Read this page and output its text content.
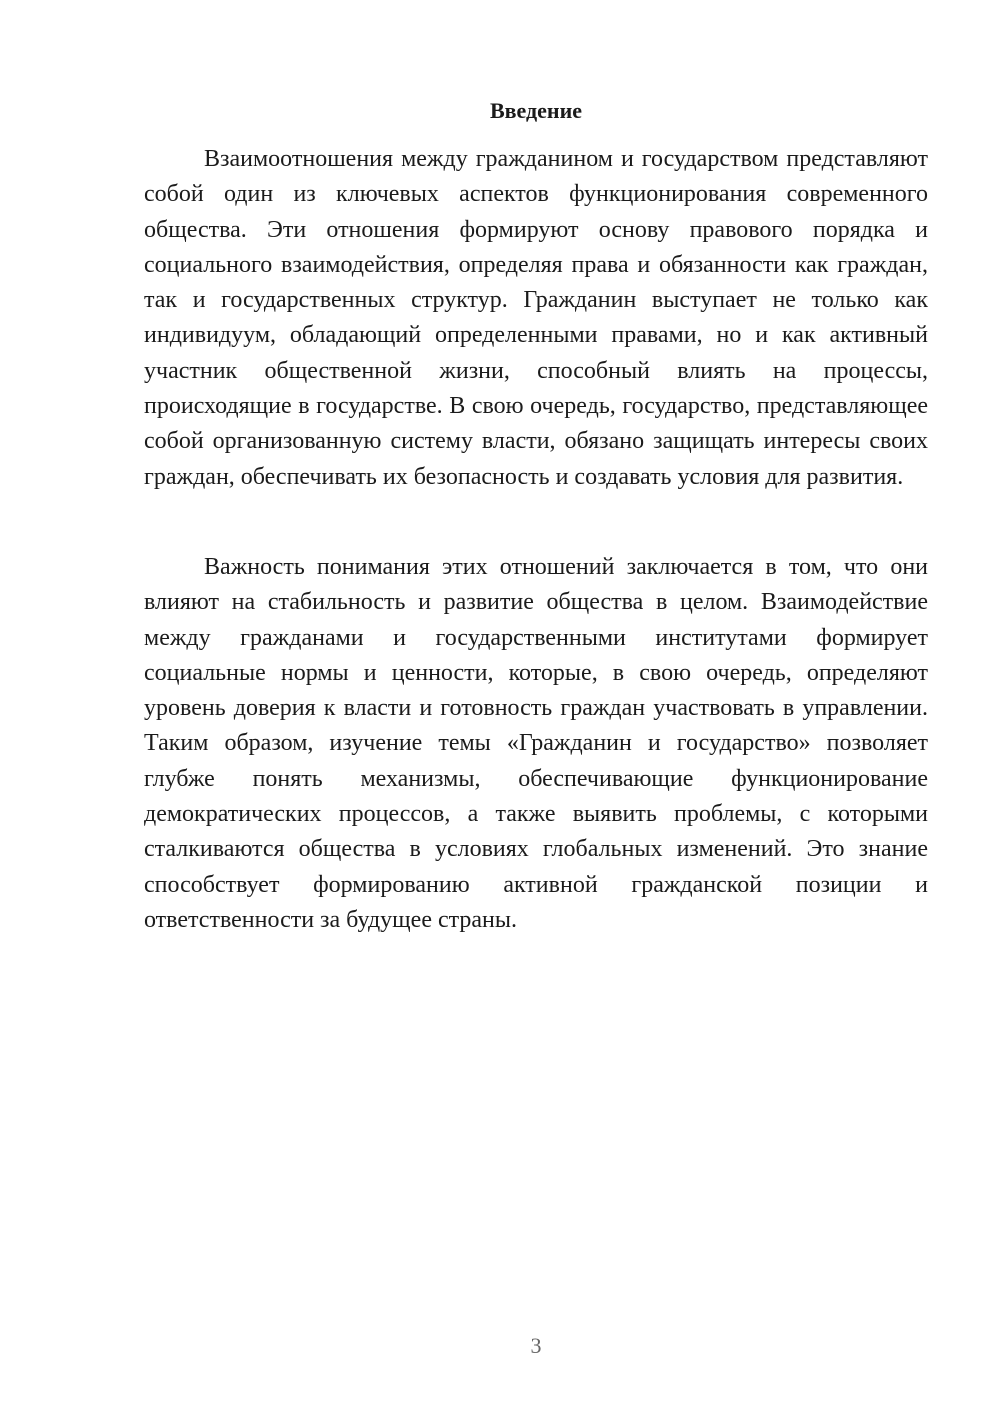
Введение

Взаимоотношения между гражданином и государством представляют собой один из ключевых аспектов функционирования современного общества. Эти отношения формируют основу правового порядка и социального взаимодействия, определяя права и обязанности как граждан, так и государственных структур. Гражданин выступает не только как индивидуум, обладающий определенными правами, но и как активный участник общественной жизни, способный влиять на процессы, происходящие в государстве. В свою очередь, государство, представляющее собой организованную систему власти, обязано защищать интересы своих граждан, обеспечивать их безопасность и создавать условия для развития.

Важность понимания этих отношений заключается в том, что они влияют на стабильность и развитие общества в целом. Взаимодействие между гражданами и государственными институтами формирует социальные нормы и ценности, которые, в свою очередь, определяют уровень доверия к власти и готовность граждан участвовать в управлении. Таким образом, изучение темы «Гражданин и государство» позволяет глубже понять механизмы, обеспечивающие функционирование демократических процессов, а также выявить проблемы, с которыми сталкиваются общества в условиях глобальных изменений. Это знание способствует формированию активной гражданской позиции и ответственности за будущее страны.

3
***
Task to complete |
Retype everything in the material word for word, minus pictures.

Expected output |
Read this page and output its text content.
Введение

Взаимоотношения между гражданином и государством представляют собой один из ключевых аспектов функционирования современного общества. Эти отношения формируют основу правового порядка и социального взаимодействия, определяя права и обязанности как граждан, так и государственных структур. Гражданин выступает не только как индивидуум, обладающий определенными правами, но и как активный участник общественной жизни, способный влиять на процессы, происходящие в государстве. В свою очередь, государство, представляющее собой организованную систему власти, обязано защищать интересы своих граждан, обеспечивать их безопасность и создавать условия для развития.

Важность понимания этих отношений заключается в том, что они влияют на стабильность и развитие общества в целом. Взаимодействие между гражданами и государственными институтами формирует социальные нормы и ценности, которые, в свою очередь, определяют уровень доверия к власти и готовность граждан участвовать в управлении. Таким образом, изучение темы «Гражданин и государство» позволяет глубже понять механизмы, обеспечивающие функционирование демократических процессов, а также выявить проблемы, с которыми сталкиваются общества в условиях глобальных изменений. Это знание способствует формированию активной гражданской позиции и ответственности за будущее страны.

3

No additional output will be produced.